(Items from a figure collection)
· · ·
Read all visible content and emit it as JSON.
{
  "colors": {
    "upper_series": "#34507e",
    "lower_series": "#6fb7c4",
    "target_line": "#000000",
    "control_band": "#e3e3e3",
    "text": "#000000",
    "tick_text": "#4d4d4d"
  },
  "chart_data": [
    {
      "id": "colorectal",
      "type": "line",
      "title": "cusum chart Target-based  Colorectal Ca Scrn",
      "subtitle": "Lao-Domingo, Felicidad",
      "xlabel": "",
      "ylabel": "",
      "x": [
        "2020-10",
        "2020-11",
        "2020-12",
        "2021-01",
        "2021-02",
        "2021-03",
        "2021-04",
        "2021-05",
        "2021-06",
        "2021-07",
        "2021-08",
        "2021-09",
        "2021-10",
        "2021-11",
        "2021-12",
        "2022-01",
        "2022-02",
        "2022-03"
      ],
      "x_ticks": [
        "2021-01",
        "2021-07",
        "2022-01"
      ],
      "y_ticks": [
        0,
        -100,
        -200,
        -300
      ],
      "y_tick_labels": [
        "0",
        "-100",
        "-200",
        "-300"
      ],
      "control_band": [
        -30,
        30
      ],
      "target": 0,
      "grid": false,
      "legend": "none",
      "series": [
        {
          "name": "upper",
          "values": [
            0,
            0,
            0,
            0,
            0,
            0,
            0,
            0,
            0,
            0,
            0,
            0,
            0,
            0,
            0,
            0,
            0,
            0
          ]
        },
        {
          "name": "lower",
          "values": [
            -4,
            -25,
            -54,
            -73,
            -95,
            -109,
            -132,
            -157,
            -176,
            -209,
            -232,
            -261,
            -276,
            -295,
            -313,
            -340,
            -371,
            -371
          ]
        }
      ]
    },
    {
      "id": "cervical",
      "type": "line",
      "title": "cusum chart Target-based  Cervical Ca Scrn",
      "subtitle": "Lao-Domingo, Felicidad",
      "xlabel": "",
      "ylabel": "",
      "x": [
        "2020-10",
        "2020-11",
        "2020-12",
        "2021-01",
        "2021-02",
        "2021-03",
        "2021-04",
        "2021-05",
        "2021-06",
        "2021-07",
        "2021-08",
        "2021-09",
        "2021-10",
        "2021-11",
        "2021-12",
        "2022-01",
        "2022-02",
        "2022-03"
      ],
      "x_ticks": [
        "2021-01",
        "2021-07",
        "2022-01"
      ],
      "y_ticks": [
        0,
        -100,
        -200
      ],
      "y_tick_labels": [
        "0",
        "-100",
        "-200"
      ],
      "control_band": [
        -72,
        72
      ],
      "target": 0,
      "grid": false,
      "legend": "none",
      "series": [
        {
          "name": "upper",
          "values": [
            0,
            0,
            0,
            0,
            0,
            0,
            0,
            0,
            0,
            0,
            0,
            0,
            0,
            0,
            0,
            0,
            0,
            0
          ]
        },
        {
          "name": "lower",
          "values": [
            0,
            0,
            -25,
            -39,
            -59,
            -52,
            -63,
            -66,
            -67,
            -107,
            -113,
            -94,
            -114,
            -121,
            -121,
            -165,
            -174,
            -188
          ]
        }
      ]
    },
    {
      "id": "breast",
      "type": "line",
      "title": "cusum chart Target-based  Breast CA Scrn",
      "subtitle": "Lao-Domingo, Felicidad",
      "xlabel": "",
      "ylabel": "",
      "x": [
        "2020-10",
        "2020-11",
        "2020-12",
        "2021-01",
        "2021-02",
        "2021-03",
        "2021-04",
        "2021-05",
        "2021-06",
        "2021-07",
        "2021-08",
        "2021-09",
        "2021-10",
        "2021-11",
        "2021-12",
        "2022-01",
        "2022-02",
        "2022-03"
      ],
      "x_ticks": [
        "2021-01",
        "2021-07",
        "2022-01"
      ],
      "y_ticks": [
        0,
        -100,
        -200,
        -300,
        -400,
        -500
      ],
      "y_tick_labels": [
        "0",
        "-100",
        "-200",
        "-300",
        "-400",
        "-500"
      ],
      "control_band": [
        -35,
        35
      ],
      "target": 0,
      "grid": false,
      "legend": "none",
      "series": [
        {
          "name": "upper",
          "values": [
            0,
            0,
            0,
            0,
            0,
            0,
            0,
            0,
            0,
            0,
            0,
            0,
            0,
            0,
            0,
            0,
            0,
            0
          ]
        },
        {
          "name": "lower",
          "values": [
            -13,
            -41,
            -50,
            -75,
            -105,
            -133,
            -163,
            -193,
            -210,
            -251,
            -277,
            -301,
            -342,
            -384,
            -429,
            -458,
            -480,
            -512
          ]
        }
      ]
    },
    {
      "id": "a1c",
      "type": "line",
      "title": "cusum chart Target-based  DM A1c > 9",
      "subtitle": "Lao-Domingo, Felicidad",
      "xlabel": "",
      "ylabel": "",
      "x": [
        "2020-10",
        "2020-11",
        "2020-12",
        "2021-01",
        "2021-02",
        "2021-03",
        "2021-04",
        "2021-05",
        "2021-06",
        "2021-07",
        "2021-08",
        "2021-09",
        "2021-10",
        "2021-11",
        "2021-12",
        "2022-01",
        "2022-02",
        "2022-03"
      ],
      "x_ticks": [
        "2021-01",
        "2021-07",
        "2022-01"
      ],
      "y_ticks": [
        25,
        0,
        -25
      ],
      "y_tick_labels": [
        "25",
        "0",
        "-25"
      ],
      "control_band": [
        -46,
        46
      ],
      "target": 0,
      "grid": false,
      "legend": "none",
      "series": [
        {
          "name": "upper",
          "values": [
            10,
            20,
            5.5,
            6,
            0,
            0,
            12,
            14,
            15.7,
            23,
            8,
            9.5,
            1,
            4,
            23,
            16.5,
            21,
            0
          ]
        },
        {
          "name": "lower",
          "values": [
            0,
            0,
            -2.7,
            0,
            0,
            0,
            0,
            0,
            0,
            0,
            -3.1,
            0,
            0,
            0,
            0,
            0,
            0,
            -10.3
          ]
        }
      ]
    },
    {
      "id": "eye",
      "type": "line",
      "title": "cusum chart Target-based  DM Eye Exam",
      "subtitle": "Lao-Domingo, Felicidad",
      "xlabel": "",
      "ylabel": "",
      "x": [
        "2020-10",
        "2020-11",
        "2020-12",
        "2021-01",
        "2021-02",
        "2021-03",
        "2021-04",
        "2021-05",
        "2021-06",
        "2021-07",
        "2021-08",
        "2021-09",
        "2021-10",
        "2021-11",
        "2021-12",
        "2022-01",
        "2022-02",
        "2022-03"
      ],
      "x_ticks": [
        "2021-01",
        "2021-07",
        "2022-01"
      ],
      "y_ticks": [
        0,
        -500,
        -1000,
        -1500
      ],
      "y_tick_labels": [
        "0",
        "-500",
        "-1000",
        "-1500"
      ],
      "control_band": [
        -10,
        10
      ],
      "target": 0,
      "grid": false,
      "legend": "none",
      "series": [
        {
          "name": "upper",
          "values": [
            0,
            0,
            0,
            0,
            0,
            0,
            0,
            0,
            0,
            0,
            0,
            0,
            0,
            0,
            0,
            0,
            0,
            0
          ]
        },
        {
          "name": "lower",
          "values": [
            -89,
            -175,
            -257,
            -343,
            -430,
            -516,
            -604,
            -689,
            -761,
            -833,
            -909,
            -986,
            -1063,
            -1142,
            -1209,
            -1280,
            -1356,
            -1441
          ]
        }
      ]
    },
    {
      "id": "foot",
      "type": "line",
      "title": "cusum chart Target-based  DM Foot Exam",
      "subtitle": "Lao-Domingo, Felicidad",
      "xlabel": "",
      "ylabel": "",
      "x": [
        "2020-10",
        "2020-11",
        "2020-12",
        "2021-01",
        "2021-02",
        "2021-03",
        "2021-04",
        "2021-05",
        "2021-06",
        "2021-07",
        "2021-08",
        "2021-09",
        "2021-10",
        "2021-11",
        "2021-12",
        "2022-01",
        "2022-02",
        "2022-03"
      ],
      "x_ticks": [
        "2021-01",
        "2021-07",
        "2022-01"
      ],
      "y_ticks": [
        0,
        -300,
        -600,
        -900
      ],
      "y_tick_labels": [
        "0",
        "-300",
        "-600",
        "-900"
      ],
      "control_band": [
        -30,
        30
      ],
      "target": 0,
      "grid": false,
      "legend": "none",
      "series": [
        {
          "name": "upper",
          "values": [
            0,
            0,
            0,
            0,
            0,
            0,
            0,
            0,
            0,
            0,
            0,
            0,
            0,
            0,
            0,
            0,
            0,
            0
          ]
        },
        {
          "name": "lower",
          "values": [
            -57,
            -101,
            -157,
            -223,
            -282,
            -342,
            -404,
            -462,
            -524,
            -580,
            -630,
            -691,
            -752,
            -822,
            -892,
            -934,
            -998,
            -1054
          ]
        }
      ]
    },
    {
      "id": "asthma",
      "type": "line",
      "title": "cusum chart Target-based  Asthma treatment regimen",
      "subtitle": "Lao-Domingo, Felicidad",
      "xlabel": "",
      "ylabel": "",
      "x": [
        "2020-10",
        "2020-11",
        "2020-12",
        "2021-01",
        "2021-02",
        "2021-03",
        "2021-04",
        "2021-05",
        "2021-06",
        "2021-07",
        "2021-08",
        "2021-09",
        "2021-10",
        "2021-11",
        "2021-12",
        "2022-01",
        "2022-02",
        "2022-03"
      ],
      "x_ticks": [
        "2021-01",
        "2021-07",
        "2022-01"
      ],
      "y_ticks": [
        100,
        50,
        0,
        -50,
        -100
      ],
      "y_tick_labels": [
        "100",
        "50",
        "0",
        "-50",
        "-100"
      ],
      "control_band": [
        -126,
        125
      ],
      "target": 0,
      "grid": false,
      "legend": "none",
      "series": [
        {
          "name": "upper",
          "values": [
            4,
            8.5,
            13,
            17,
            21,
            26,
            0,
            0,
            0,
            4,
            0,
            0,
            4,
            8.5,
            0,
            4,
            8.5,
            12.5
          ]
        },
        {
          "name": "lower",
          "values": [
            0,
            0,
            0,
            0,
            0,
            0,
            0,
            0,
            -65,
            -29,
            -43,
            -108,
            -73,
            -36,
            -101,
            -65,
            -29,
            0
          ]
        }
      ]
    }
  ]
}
· · ·
### Task instructions
From the listing above, pick out each line where the word "Exam" appears.

### Solved exercise
      "title": "cusum chart Target-based  DM Eye Exam",
      "title": "cusum chart Target-based  DM Foot Exam",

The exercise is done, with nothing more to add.